• 本文抜粋:
皆さんは自分自身の出生時間について、はっきりと判明している状態でチャートを立てていますか?
僕はこういった活動をしているので、割とよく出生時間がわからないというケースを目にします。そして、出生時間が分からない場合、なんだか損したようなイメージを持たれがちなところがあるようにも思います。
出生時間がわからないケースについては、いろんな人がいろんな対応をしていますが、この辺について、我々が扱う占星学ではどのような話になるのか、ということについて今回はみっちりと触れていこうと思います。ぶっちゃけ今回はぶっこんでいく内容なので、占い原理主義者な方はこの辺で読むのをやめることをお勧めします…笑
出生時間が分からない場合の考え方
そもそも、母子手帳が見つからないなど、出生時間が分からないということは何を示唆しているのでしょうか。表面的に考えるなら、ハウスが分からない、アングルが分からない、月が隣のサインかもしれない、などなど。チャートを読みたい人にとっては技術的な部分でやや残念に思われるのも確かに事実かもしれません。
一方で、そのような場合について僕が聞きたいのは、「チャートを分析することが目的になってはいないか?」ということです。少なくとも我々のお伝えしている占星学では、チャートを読むのはあくまで手段です。これを読むこと自体が目的なのではなく、これを人生に生かすこと、自己実現や自己成長に役立てていくことが重要です。だとしたら、当然出生時間がわからないというケースに関しても見方が違ってきます。
これを不都合な状態だと考えてしまうのはあまりにもマニュアル的といいますか、まるでチャートが不完全な説明書のように受け止められているのかなという印象を受けるのです。
「ここを見ればこういうことがわかる」といった方法論ばかりが重視されており、ネイタルチャートを体験すること、ネイタルチャートを通して自分自身と対話するということにあまり意識が向かっていないのかもなと。確かにチャート分析は楽しいのですが…ここで霊的視点が必要になります。

• データセット:
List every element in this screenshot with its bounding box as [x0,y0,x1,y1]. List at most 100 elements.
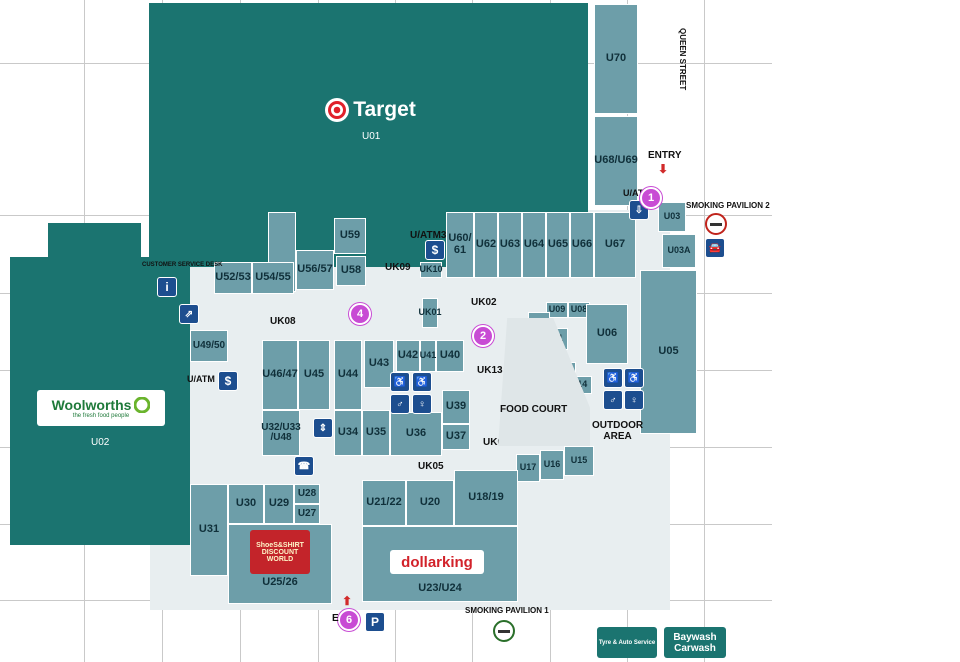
entry-top-arrow-icon: ⬇ [658,162,669,176]
unit-u03[interactable]: U03 [658,202,686,232]
target-unit: U01 [362,131,381,142]
unit-u39[interactable]: U39 [442,390,470,424]
unit-u17[interactable]: U17 [516,454,540,482]
female-toilet-icon[interactable]: ♀ [412,394,432,414]
unit-u59[interactable]: U59 [334,218,366,254]
info-icon[interactable]: i [157,277,177,297]
unit-u-atm3: U/ATM3 [410,230,447,241]
unit-u54[interactable]: U54/55 [252,262,294,294]
entry-bottom-arrow-icon: ⬆ [342,594,353,608]
baby-change-2-icon[interactable]: ♿ [603,368,623,388]
unit-u64[interactable]: U64 [522,212,546,278]
food-court-label: FOOD COURT [500,404,568,415]
unit-u18[interactable]: U18/19 [454,470,518,526]
target-logo: Target [320,96,420,124]
unit-u31[interactable]: U31 [190,484,228,576]
unit-u35[interactable]: U35 [362,410,390,456]
unit-u34[interactable]: U34 [334,410,362,456]
woolworths-unit: U02 [91,437,110,448]
unit-u29[interactable]: U29 [264,484,294,524]
shoes-discount-logo: ShoeS&SHIRT DISCOUNT WORLD [250,530,310,574]
unit-u45[interactable]: U45 [298,340,330,410]
woolworths-brand: Woolworths [51,397,132,413]
unit-u37[interactable]: U37 [442,424,470,450]
unit-uk02: UK02 [471,297,497,308]
customer-service-label: CUSTOMER SERVICE DESK [142,262,223,268]
accessible-toilet-icon[interactable]: ♿ [412,372,432,392]
smoking-pavilion-2-icon [705,213,727,235]
unit-u65[interactable]: U65 [546,212,570,278]
location-pin-2[interactable]: 2 [472,325,494,347]
unit-u42[interactable]: U42 [396,340,420,372]
unit-u27[interactable]: U27 [294,504,320,524]
unit-uk08: UK08 [270,316,296,327]
grid-line [704,0,705,662]
woolworths-tagline: the fresh food people [72,413,130,419]
unit-u30[interactable]: U30 [228,484,264,524]
unit-u28[interactable]: U28 [294,484,320,504]
unit-u52[interactable]: U52/53 [214,262,252,294]
unit-u68[interactable]: U68/U69 [594,116,638,206]
smoking-pavilion-2-label: SMOKING PAVILION 2 [686,201,770,210]
escalator-icon[interactable]: ⇗ [179,304,199,324]
unit-u15[interactable]: U15 [564,446,594,476]
parking-icon[interactable]: P [365,612,385,632]
location-pin-6[interactable]: 6 [338,609,360,631]
unit-u67[interactable]: U67 [594,212,636,278]
unit-u21[interactable]: U21/22 [362,480,406,526]
unit-uk01[interactable]: UK01 [419,298,442,328]
unit-uk10[interactable]: UK10 [420,262,443,278]
location-pin-1[interactable]: 1 [640,187,662,209]
location-pin-4[interactable]: 4 [349,303,371,325]
unit-u56[interactable]: U56/57 [296,250,334,290]
male-toilet-2-icon[interactable]: ♂ [603,390,623,410]
baywash-logo[interactable]: Baywash Carwash [664,627,726,658]
accessible-toilet-2-icon[interactable]: ♿ [624,368,644,388]
unit-u20[interactable]: U20 [406,480,454,526]
car-icon[interactable]: 🚘 [705,238,725,258]
woolworths-logo: Woolworths the fresh food people [37,390,165,426]
female-toilet-2-icon[interactable]: ♀ [624,390,644,410]
smoking-pavilion-1-label: SMOKING PAVILION 1 [465,606,549,615]
unit-u41[interactable]: U41 [420,340,436,372]
unit-u-atm-top: U/ATM [623,188,651,198]
unit-u58[interactable]: U58 [336,256,366,286]
dollarking-brand: dollarking [401,553,473,571]
unit-u09[interactable]: U09 [546,302,568,318]
male-toilet-icon[interactable]: ♂ [390,394,410,414]
unit-u05[interactable]: U05 [640,270,697,434]
unit-uk09: UK09 [385,262,411,273]
target-bullseye-icon [325,98,350,122]
unit-u43[interactable]: U43 [364,340,394,388]
unit-u46[interactable]: U46/47 [262,340,298,410]
atm-dollar-icon[interactable]: $ [425,240,445,260]
unit-u32[interactable]: U32/U33 /U48 [261,410,301,456]
atm-left-dollar-icon[interactable]: $ [218,371,238,391]
unit-u66[interactable]: U66 [570,212,594,278]
unit-u03a[interactable]: U03A [662,234,696,268]
unit-u06[interactable]: U06 [586,304,628,364]
phone-icon[interactable]: ☎ [294,456,314,476]
unit-uk13: UK13 [477,365,503,376]
unit-u60[interactable]: U60/ 61 [446,212,474,278]
unit-u23[interactable]: U23/U24 [362,526,518,602]
tyre-auto-service-logo[interactable]: Tyre & Auto Service [597,627,657,658]
unit-u70[interactable]: U70 [594,4,638,114]
unit-u62[interactable]: U62 [474,212,498,278]
entry-bottom-label: E [332,613,339,624]
unit-u44[interactable]: U44 [334,340,362,410]
unit-uk05: UK05 [418,461,444,472]
target-brand: Target [353,98,416,121]
lift-icon[interactable]: ⇕ [313,418,333,438]
unit-u49[interactable]: U49/50 [190,330,228,362]
unit-u40[interactable]: U40 [436,340,464,372]
unit-u-atm-left: U/ATM [187,374,215,384]
unit-u16[interactable]: U16 [540,450,564,480]
dollarking-logo: dollarking [390,550,484,574]
unit-u36[interactable]: U36 [390,412,442,456]
unit-u63[interactable]: U63 [498,212,522,278]
smoking-pavilion-1-icon [493,620,515,642]
woolworths-leaf-icon [134,397,151,413]
baby-change-icon[interactable]: ♿ [390,372,410,392]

• 課題の内容: 本文抜粋によると、「我々のお伝えしている占星学」ではチャートを読むことはどう位置づけられていますか? これらの記録は本文抜粋とは別の資料です。

• 回答全文: チャートを読むのはあくまで手段だと位置づけられています。